#### Data supplied

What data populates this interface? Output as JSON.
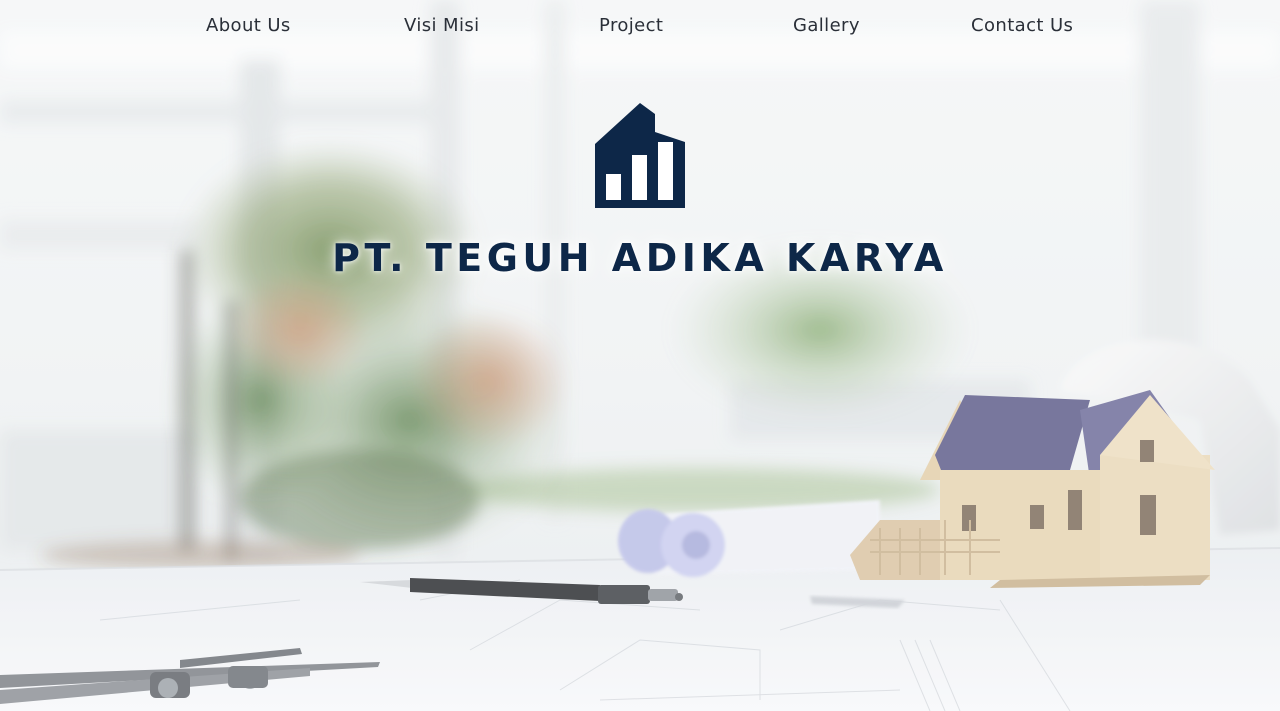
{
  "nav": {
    "items": [
      {
        "label": "About Us"
      },
      {
        "label": "Visi Misi"
      },
      {
        "label": "Project"
      },
      {
        "label": "Gallery"
      },
      {
        "label": "Contact Us"
      }
    ]
  },
  "brand": {
    "name": "PT. TEGUH ADIKA KARYA",
    "logo_icon": "building-chart-icon",
    "color": "#0d2748"
  },
  "hero": {
    "background": "architect-desk-photo"
  }
}
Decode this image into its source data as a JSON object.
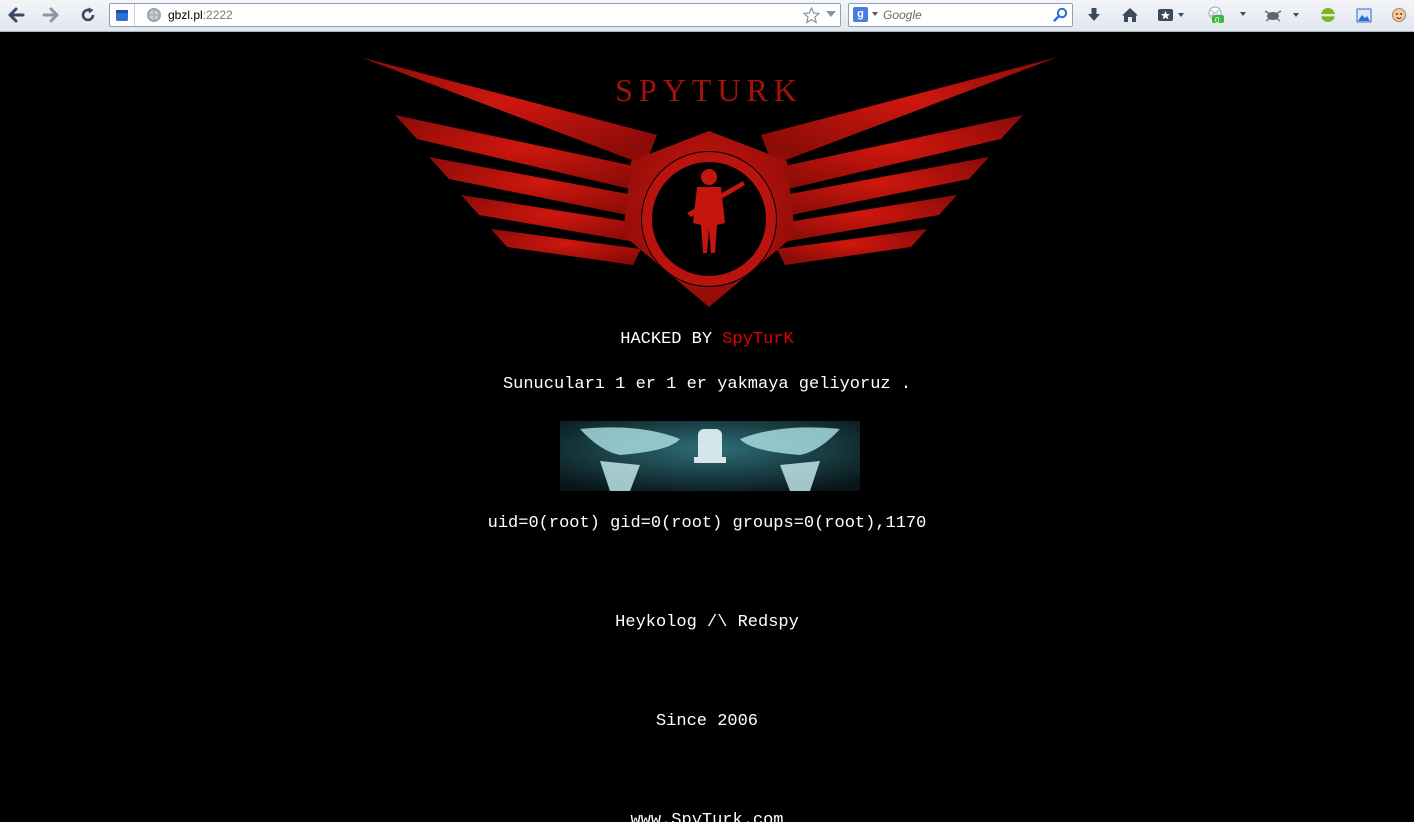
{
  "browser": {
    "url_host": "gbzl.pl",
    "url_port": ":2222",
    "search_placeholder": "Google",
    "search_engine_letter": "g",
    "badge_count": "0"
  },
  "page": {
    "hacked_prefix": "HACKED BY ",
    "hacked_name": "SpyTurK",
    "logo_text": "SPYTURK",
    "slogan": "Sunucuları 1 er 1 er yakmaya geliyoruz .",
    "uid_line": "uid=0(root) gid=0(root) groups=0(root),1170",
    "authors": "Heykolog /\\ Redspy",
    "since": "Since 2006",
    "site_url": "www.SpyTurk.com"
  },
  "colors": {
    "background": "#000000",
    "text": "#ffffff",
    "accent_red": "#e60000",
    "logo_red": "#b8130f"
  },
  "icons": [
    "back-icon",
    "forward-icon",
    "reload-icon",
    "site-identity-icon",
    "globe-icon",
    "star-icon",
    "dropdown-icon",
    "search-icon",
    "download-icon",
    "home-icon",
    "bookmarks-icon",
    "addon-icon",
    "bug-icon",
    "green-circle-icon",
    "image-icon",
    "face-icon"
  ]
}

########

(Stated exercise)
Return the whole listing, word for word, and leave out every picture.

(Answer for the task)
What data populates this interface? Output as JSON.
{
  "nav": {
    "items": [
      {
        "label": "About Us"
      },
      {
        "label": "Visi Misi"
      },
      {
        "label": "Project"
      },
      {
        "label": "Gallery"
      },
      {
        "label": "Contact Us"
      }
    ]
  },
  "brand": {
    "name": "PT. TEGUH ADIKA KARYA",
    "logo_icon": "building-chart-icon",
    "color": "#0d2748"
  },
  "hero": {
    "background": "architect-desk-photo"
  }
}
Decode this image into its source data as a JSON object.
{
  "browser": {
    "url_host": "gbzl.pl",
    "url_port": ":2222",
    "search_placeholder": "Google",
    "search_engine_letter": "g",
    "badge_count": "0"
  },
  "page": {
    "hacked_prefix": "HACKED BY ",
    "hacked_name": "SpyTurK",
    "logo_text": "SPYTURK",
    "slogan": "Sunucuları 1 er 1 er yakmaya geliyoruz .",
    "uid_line": "uid=0(root) gid=0(root) groups=0(root),1170",
    "authors": "Heykolog /\\ Redspy",
    "since": "Since 2006",
    "site_url": "www.SpyTurk.com"
  },
  "colors": {
    "background": "#000000",
    "text": "#ffffff",
    "accent_red": "#e60000",
    "logo_red": "#b8130f"
  },
  "icons": [
    "back-icon",
    "forward-icon",
    "reload-icon",
    "site-identity-icon",
    "globe-icon",
    "star-icon",
    "dropdown-icon",
    "search-icon",
    "download-icon",
    "home-icon",
    "bookmarks-icon",
    "addon-icon",
    "bug-icon",
    "green-circle-icon",
    "image-icon",
    "face-icon"
  ]
}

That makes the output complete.